| Exercise details |
Every line that contains the word "Filter" should be copied out.

(Figure collection entries)

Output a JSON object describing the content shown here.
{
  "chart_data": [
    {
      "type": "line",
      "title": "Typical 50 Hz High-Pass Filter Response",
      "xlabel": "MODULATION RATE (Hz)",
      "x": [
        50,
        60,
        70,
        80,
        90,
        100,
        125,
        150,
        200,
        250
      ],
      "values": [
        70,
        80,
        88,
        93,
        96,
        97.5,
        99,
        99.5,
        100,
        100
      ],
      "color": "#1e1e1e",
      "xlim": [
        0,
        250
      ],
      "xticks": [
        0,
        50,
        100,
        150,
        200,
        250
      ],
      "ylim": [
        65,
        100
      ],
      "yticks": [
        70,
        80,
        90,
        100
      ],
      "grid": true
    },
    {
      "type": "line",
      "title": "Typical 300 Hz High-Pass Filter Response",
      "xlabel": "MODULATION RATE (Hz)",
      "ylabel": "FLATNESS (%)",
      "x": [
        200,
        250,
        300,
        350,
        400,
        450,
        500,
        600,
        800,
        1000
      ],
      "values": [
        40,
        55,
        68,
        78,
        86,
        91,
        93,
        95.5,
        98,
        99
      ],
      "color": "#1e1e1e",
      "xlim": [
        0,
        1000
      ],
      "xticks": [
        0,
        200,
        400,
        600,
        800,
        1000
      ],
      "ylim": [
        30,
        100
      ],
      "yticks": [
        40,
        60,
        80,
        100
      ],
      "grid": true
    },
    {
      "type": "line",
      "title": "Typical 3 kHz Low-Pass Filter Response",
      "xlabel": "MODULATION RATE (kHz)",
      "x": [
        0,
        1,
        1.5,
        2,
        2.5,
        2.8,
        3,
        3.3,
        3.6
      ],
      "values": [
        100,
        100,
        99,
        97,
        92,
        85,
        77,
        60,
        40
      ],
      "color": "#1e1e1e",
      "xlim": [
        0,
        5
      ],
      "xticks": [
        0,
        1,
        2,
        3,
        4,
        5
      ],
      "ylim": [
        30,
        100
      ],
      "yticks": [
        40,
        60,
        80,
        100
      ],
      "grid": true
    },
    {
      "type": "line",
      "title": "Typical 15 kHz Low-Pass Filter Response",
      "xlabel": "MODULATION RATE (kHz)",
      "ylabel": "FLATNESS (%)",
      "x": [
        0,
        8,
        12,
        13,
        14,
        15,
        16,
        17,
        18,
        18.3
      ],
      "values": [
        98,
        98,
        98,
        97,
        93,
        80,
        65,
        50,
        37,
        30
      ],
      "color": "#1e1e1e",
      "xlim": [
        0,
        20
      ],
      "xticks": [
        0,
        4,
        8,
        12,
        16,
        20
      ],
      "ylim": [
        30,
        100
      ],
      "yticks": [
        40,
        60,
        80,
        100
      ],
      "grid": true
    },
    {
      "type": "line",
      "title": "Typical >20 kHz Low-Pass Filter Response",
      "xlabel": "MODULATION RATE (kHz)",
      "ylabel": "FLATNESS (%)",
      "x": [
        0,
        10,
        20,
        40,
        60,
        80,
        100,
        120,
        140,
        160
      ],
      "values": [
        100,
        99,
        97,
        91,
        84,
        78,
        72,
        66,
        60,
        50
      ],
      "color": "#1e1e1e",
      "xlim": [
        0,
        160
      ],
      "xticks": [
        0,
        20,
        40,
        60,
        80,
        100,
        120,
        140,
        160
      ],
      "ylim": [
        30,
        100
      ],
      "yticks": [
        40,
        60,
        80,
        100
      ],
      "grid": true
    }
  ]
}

| Solution |
      "title": "Typical 50 Hz High-Pass Filter Response",
      "title": "Typical 300 Hz High-Pass Filter Response",
      "title": "Typical 3 kHz Low-Pass Filter Response",
      "title": "Typical 15 kHz Low-Pass Filter Response",
      "title": "Typical >20 kHz Low-Pass Filter Response",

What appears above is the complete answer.